**** PROVIDED DATA

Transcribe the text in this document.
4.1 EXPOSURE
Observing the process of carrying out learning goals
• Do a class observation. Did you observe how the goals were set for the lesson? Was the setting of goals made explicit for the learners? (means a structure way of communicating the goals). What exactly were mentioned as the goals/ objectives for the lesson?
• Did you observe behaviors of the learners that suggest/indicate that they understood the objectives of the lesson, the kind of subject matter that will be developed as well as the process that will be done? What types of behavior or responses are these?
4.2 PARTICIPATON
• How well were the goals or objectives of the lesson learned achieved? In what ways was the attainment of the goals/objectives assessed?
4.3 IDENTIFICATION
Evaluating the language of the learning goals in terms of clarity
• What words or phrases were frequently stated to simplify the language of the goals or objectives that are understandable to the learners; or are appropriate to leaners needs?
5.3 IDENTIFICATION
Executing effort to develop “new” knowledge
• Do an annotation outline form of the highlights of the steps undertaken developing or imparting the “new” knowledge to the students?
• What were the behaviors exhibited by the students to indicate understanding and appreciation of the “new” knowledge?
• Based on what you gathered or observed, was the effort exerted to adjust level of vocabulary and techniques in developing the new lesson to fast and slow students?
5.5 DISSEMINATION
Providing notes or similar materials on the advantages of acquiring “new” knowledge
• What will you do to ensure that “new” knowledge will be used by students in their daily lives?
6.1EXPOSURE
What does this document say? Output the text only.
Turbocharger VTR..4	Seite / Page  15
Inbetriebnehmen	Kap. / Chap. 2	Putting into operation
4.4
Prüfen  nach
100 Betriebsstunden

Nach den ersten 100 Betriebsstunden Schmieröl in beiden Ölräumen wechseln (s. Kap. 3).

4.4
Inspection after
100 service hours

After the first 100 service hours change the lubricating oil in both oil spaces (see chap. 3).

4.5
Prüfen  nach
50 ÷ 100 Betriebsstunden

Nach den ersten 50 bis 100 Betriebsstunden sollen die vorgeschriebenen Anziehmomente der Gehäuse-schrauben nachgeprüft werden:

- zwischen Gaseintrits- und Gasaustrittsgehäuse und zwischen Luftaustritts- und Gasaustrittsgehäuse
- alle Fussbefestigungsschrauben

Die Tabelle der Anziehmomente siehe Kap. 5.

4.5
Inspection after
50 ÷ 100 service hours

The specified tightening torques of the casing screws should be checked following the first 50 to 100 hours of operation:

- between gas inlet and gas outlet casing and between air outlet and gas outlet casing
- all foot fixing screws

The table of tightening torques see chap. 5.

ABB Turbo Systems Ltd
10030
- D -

********

Above are the records; copy exactly the lines from the one with "What does this" through the final line.

What does this document say? Output the text only.
Turbocharger VTR..4	Seite / Page  15
Inbetriebnehmen	Kap. / Chap. 2	Putting into operation
4.4
Prüfen  nach
100 Betriebsstunden

Nach den ersten 100 Betriebsstunden Schmieröl in beiden Ölräumen wechseln (s. Kap. 3).

4.4
Inspection after
100 service hours

After the first 100 service hours change the lubricating oil in both oil spaces (see chap. 3).

4.5
Prüfen  nach
50 ÷ 100 Betriebsstunden

Nach den ersten 50 bis 100 Betriebsstunden sollen die vorgeschriebenen Anziehmomente der Gehäuse-schrauben nachgeprüft werden:

- zwischen Gaseintrits- und Gasaustrittsgehäuse und zwischen Luftaustritts- und Gasaustrittsgehäuse
- alle Fussbefestigungsschrauben

Die Tabelle der Anziehmomente siehe Kap. 5.

4.5
Inspection after
50 ÷ 100 service hours

The specified tightening torques of the casing screws should be checked following the first 50 to 100 hours of operation:

- between gas inlet and gas outlet casing and between air outlet and gas outlet casing
- all foot fixing screws

The table of tightening torques see chap. 5.

ABB Turbo Systems Ltd
10030
- D -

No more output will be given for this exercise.